Set exercise
Where a line holds the word "Berganfahrkontrolle", copy that line.

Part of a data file
———

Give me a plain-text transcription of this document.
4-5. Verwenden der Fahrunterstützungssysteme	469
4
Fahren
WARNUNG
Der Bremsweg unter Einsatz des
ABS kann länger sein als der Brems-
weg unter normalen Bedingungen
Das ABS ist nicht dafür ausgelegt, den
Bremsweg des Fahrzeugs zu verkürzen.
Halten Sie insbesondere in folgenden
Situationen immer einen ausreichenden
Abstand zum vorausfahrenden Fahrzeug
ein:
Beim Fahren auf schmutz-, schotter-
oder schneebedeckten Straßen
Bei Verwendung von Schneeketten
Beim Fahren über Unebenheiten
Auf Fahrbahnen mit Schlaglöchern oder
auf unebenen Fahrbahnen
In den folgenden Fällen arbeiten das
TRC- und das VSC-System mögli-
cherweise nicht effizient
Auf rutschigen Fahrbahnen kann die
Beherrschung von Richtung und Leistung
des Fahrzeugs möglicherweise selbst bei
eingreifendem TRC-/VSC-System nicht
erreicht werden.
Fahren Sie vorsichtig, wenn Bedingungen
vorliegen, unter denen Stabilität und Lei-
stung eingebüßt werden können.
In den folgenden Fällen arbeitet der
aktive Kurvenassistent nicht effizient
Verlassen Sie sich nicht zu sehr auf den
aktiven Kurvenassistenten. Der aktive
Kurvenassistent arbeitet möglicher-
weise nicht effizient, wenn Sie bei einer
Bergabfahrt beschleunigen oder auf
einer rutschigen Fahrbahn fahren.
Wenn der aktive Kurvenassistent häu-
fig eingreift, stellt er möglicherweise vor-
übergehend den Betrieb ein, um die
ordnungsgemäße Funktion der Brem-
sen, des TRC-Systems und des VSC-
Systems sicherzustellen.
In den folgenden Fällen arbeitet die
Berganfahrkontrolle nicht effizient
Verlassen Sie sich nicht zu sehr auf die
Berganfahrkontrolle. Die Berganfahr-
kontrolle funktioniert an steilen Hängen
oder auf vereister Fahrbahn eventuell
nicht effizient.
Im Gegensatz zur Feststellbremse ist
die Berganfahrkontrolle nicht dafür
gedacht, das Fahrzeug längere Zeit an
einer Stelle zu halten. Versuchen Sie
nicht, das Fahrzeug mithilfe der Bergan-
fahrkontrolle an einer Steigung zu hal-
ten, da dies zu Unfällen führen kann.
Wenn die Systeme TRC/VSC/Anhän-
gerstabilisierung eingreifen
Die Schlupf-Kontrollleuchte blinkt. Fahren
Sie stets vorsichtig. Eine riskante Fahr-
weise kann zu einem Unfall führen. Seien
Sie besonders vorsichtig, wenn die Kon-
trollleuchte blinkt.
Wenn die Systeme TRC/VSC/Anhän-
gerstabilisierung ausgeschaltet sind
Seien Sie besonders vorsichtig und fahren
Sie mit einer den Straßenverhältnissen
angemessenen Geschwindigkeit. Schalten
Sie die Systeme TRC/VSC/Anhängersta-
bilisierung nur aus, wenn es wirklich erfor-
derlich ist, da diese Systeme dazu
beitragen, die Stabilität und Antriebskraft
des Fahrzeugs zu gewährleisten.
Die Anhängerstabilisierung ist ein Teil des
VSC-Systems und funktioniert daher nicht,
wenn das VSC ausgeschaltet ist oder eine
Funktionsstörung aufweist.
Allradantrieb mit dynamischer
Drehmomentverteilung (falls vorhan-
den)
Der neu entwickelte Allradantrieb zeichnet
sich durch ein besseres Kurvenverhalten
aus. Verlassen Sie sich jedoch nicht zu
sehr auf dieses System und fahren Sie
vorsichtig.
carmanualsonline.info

———

Result below
Berganfahrkontrolle nicht effizient
Berganfahrkontrolle. Die Berganfahr-
die Berganfahrkontrolle nicht dafür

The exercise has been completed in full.